CHALLENGE: Only the pictures are omitted; repeat all other data exactly.

EXERCISE MATERIALS:
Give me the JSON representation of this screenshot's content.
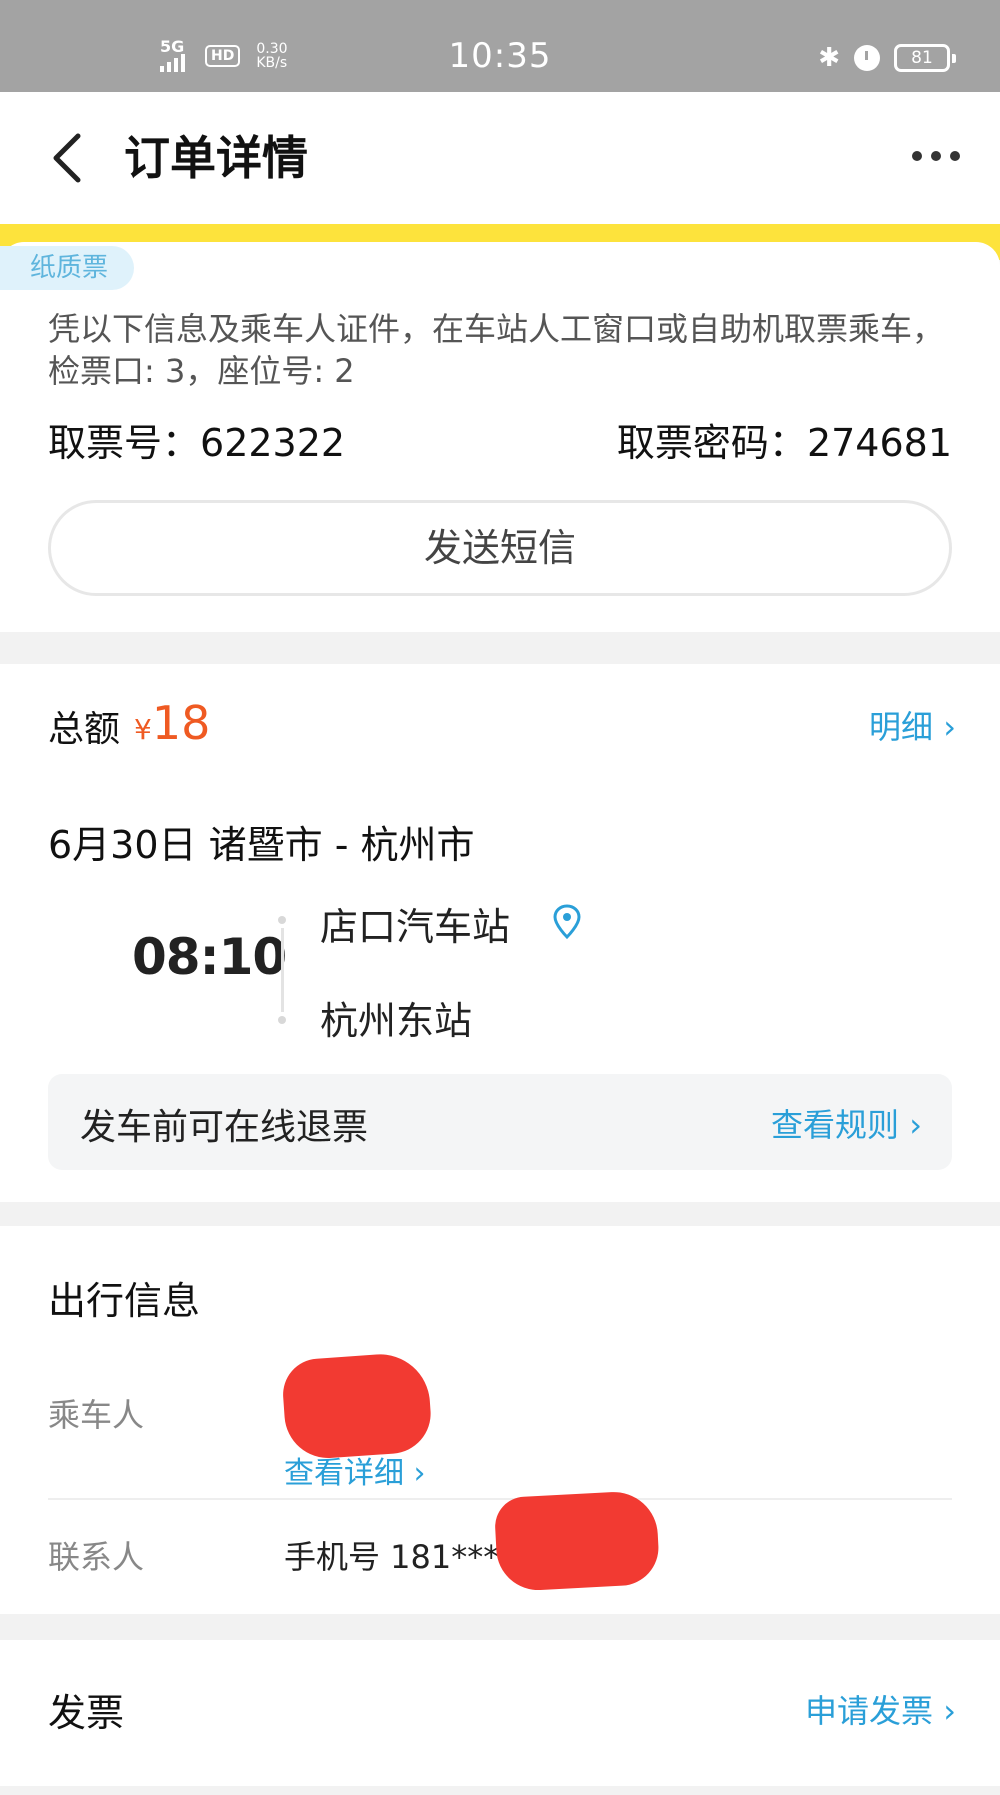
{
  "status_bar": {
    "network": "5G",
    "hd": "HD",
    "speed_value": "0.30",
    "speed_unit": "KB/s",
    "time": "10:35",
    "bluetooth_glyph": "✱",
    "battery": "81"
  },
  "header": {
    "title": "订单详情"
  },
  "ticket": {
    "tag": "纸质票",
    "description": "凭以下信息及乘车人证件，在车站人工窗口或自助机取票乘车，检票口: 3，座位号: 2",
    "pickup_no_label": "取票号：",
    "pickup_no": "622322",
    "pickup_pwd_label": "取票密码：",
    "pickup_pwd": "274681",
    "sms_button": "发送短信"
  },
  "trip": {
    "total_label": "总额",
    "currency": "¥",
    "total_amount": "18",
    "detail_link": "明细 ›",
    "route": "6月30日 诸暨市 - 杭州市",
    "departure_time": "08:10",
    "from_station": "店口汽车站",
    "to_station": "杭州东站",
    "refund_text": "发车前可在线退票",
    "rules_link": "查看规则 ›"
  },
  "travel": {
    "title": "出行信息",
    "passenger_label": "乘车人",
    "passenger_detail_link": "查看详细 ›",
    "contact_label": "联系人",
    "contact_value": "手机号 181***"
  },
  "invoice": {
    "title": "发票",
    "link": "申请发票 ›"
  },
  "colors": {
    "accent_blue": "#2a9fd8",
    "price_orange": "#ef5a22",
    "header_yellow": "#fde33c",
    "redaction_red": "#f23a32"
  }
}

THE OUTPUT:
Give me the JSON representation of this screenshot's content.
{
  "status_bar": {
    "network": "5G",
    "hd": "HD",
    "speed_value": "0.30",
    "speed_unit": "KB/s",
    "time": "10:35",
    "bluetooth_glyph": "✱",
    "battery": "81"
  },
  "header": {
    "title": "订单详情"
  },
  "ticket": {
    "tag": "纸质票",
    "description": "凭以下信息及乘车人证件，在车站人工窗口或自助机取票乘车，检票口: 3，座位号: 2",
    "pickup_no_label": "取票号：",
    "pickup_no": "622322",
    "pickup_pwd_label": "取票密码：",
    "pickup_pwd": "274681",
    "sms_button": "发送短信"
  },
  "trip": {
    "total_label": "总额",
    "currency": "¥",
    "total_amount": "18",
    "detail_link": "明细 ›",
    "route": "6月30日 诸暨市 - 杭州市",
    "departure_time": "08:10",
    "from_station": "店口汽车站",
    "to_station": "杭州东站",
    "refund_text": "发车前可在线退票",
    "rules_link": "查看规则 ›"
  },
  "travel": {
    "title": "出行信息",
    "passenger_label": "乘车人",
    "passenger_detail_link": "查看详细 ›",
    "contact_label": "联系人",
    "contact_value": "手机号 181***"
  },
  "invoice": {
    "title": "发票",
    "link": "申请发票 ›"
  },
  "colors": {
    "accent_blue": "#2a9fd8",
    "price_orange": "#ef5a22",
    "header_yellow": "#fde33c",
    "redaction_red": "#f23a32"
  }
}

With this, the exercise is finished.